_Data extract:_
______________________________

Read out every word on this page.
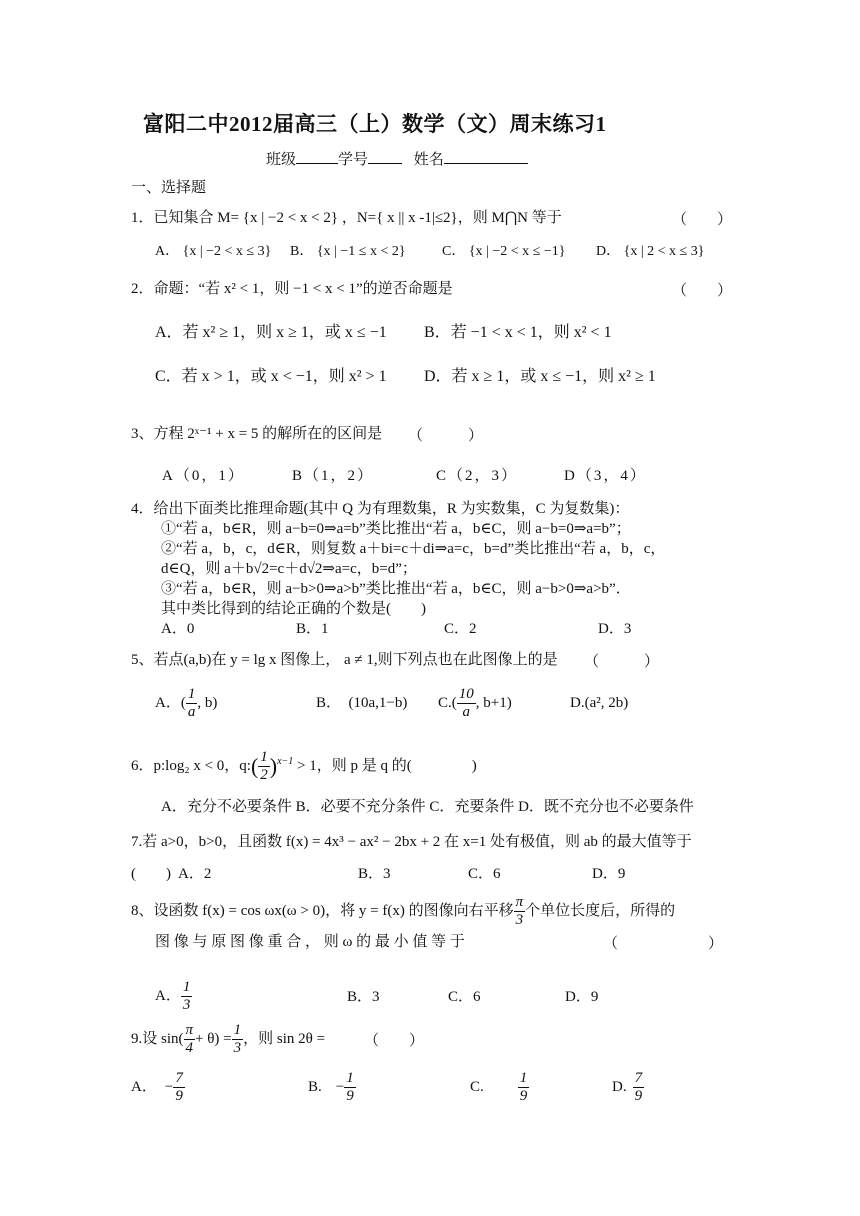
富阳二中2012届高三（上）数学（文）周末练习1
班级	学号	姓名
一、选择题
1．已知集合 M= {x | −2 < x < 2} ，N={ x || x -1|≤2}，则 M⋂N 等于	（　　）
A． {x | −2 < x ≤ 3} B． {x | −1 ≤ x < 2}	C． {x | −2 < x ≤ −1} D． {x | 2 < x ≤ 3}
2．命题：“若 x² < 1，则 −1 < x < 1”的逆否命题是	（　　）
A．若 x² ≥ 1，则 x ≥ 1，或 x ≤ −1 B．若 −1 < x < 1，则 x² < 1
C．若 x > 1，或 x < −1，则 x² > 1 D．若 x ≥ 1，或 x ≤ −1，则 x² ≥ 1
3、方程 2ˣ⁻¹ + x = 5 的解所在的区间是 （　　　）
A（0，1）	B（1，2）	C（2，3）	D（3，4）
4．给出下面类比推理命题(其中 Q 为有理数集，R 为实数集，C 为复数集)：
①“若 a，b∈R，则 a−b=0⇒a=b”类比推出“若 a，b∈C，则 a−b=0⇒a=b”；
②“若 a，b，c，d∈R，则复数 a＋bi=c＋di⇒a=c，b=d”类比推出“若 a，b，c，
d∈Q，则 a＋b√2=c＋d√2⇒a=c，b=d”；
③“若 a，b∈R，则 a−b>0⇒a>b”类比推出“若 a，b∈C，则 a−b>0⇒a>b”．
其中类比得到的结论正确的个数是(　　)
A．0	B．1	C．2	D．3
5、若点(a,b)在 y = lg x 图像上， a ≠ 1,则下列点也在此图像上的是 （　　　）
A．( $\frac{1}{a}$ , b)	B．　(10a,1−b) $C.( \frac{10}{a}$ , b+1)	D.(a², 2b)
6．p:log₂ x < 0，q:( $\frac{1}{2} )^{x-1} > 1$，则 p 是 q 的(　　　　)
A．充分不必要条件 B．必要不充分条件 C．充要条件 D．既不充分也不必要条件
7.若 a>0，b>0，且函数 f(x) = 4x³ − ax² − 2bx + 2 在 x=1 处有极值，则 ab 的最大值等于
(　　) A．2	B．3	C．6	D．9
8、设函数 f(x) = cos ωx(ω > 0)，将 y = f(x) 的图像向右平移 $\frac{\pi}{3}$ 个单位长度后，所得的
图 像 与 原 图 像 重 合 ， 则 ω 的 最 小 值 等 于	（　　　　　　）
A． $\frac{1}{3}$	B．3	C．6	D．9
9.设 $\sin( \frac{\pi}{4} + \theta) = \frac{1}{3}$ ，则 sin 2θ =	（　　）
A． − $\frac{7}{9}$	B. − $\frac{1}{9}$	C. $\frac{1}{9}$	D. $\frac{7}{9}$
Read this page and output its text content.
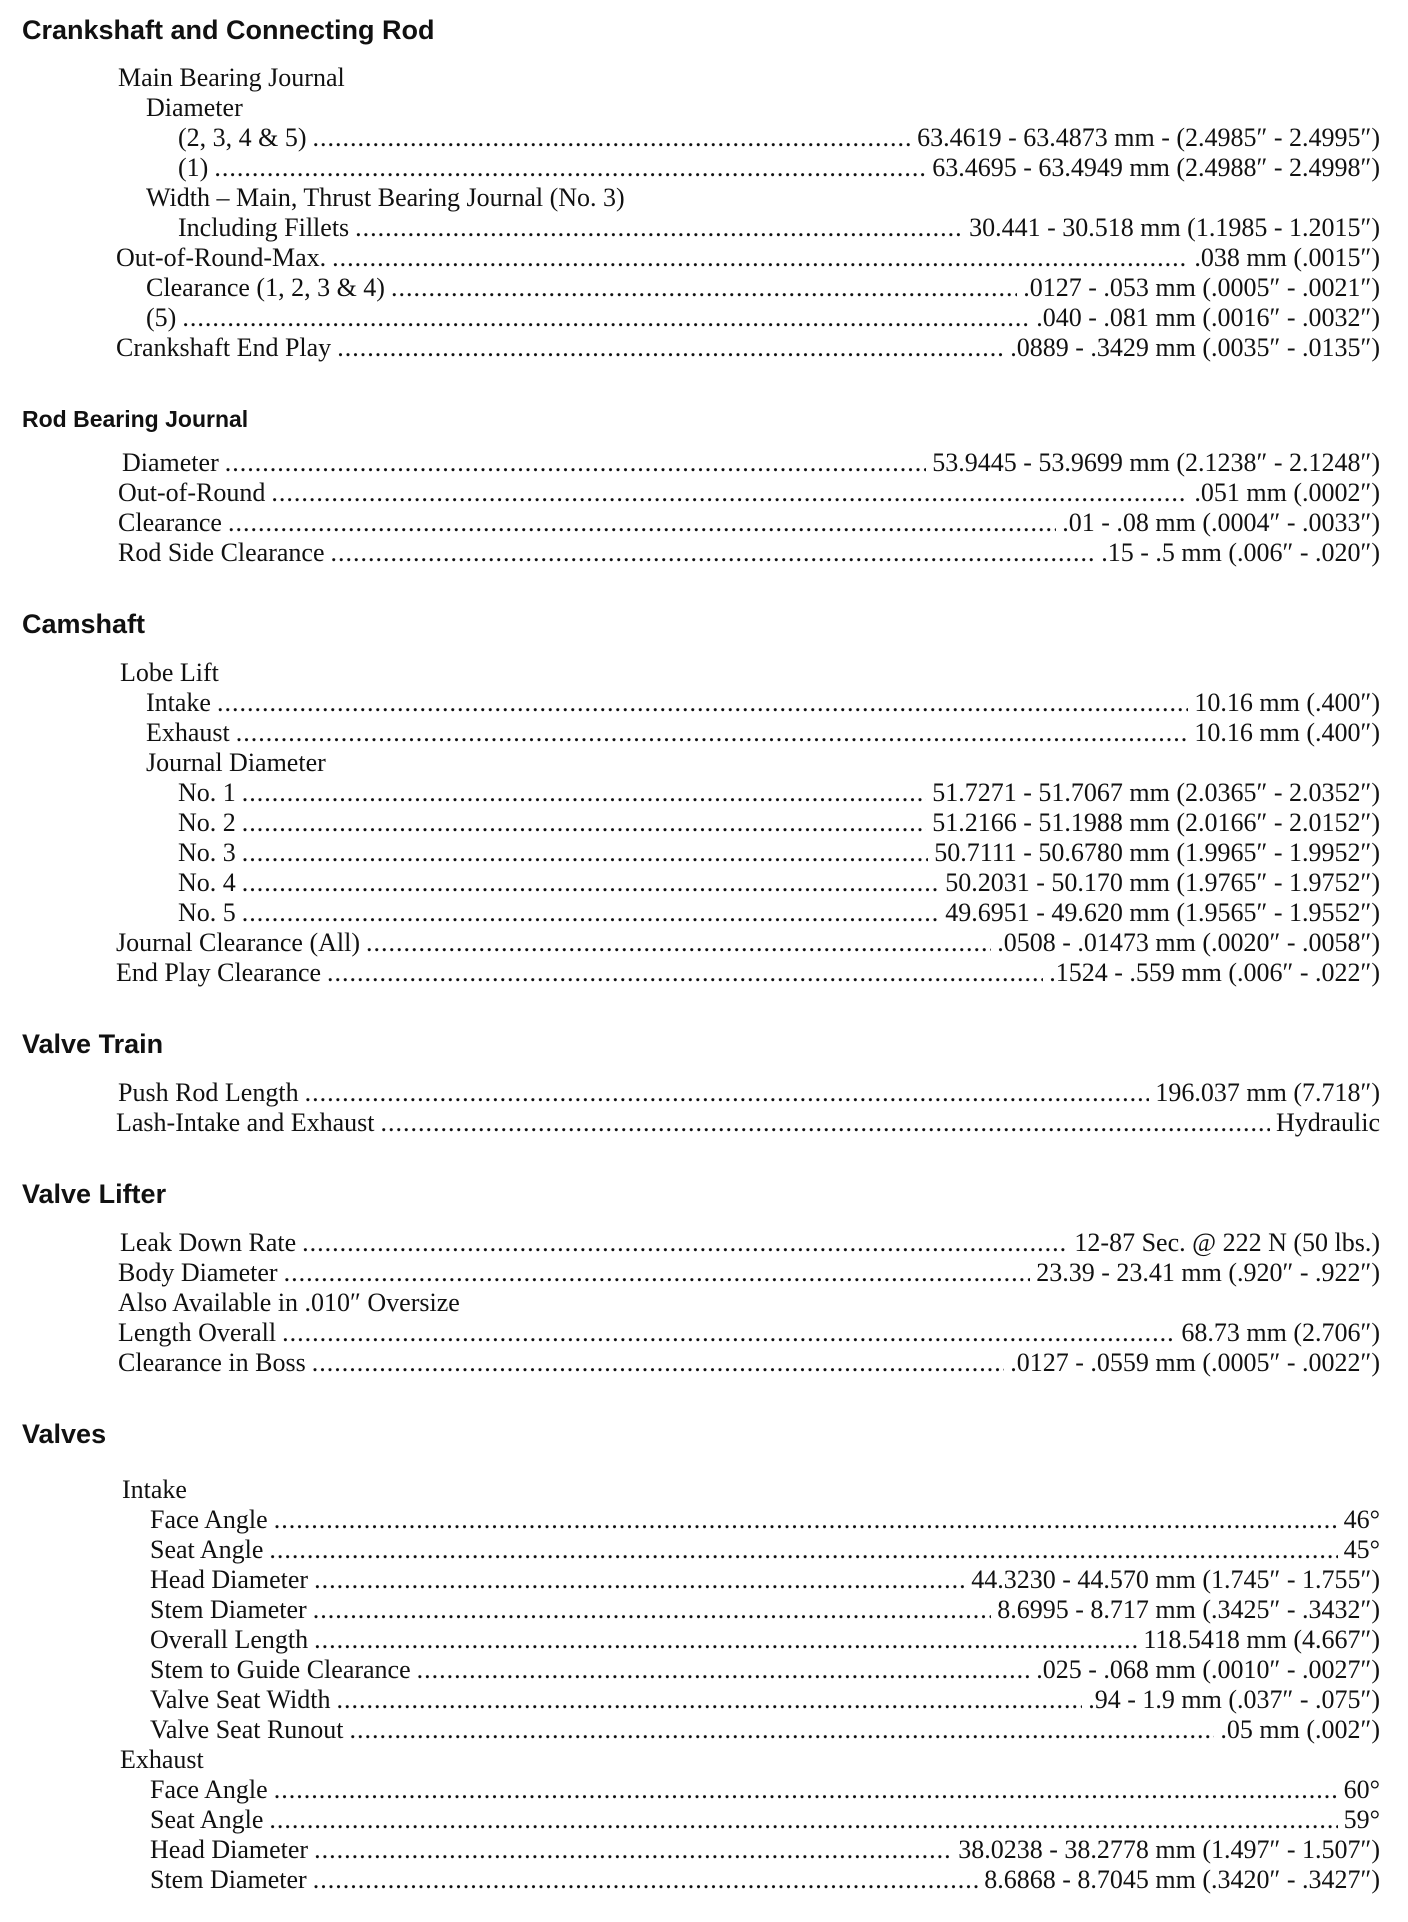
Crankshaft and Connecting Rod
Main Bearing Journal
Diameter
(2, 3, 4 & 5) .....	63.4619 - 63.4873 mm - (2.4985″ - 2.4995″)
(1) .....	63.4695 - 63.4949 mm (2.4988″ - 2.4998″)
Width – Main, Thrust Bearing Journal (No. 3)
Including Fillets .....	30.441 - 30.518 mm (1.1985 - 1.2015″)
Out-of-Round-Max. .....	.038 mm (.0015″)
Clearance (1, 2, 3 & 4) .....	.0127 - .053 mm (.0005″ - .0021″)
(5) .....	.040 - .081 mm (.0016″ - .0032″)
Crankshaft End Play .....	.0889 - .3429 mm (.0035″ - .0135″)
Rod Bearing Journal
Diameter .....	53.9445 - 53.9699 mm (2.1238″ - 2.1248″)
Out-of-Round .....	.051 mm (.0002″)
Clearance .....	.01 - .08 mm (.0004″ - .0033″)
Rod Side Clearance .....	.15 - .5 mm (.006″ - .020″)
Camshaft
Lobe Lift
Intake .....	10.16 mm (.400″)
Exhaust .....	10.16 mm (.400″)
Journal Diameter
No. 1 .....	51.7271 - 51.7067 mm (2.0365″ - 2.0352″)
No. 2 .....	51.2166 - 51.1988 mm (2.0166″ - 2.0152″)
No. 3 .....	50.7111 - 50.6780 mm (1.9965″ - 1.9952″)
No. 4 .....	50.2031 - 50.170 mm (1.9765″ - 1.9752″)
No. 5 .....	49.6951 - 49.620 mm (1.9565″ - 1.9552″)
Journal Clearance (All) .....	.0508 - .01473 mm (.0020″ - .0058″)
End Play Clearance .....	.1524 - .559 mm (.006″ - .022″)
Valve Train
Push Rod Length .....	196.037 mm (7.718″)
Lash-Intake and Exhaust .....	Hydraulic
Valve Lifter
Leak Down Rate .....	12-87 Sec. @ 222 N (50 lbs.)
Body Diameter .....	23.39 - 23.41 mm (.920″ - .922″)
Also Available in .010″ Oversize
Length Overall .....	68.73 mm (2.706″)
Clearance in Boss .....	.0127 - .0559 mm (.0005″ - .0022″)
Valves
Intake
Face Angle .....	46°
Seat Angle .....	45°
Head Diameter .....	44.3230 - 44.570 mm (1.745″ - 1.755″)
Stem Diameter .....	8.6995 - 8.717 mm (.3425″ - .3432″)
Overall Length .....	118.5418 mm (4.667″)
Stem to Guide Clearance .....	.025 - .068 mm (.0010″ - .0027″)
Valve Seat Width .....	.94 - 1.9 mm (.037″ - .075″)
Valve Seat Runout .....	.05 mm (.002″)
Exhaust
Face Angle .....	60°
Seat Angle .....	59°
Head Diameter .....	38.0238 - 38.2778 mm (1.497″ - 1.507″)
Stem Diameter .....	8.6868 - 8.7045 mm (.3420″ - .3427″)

______________________________

_Objective:_
Write out each line of the data that holds the string "类比推出".

_Completed task:_
①“若 a，b∈R，则 a−b=0⇒a=b”类比推出“若 a，b∈C，则 a−b=0⇒a=b”；
②“若 a，b，c，d∈R，则复数 a＋bi=c＋di⇒a=c，b=d”类比推出“若 a，b，c，
③“若 a，b∈R，则 a−b>0⇒a>b”类比推出“若 a，b∈C，则 a−b>0⇒a>b”．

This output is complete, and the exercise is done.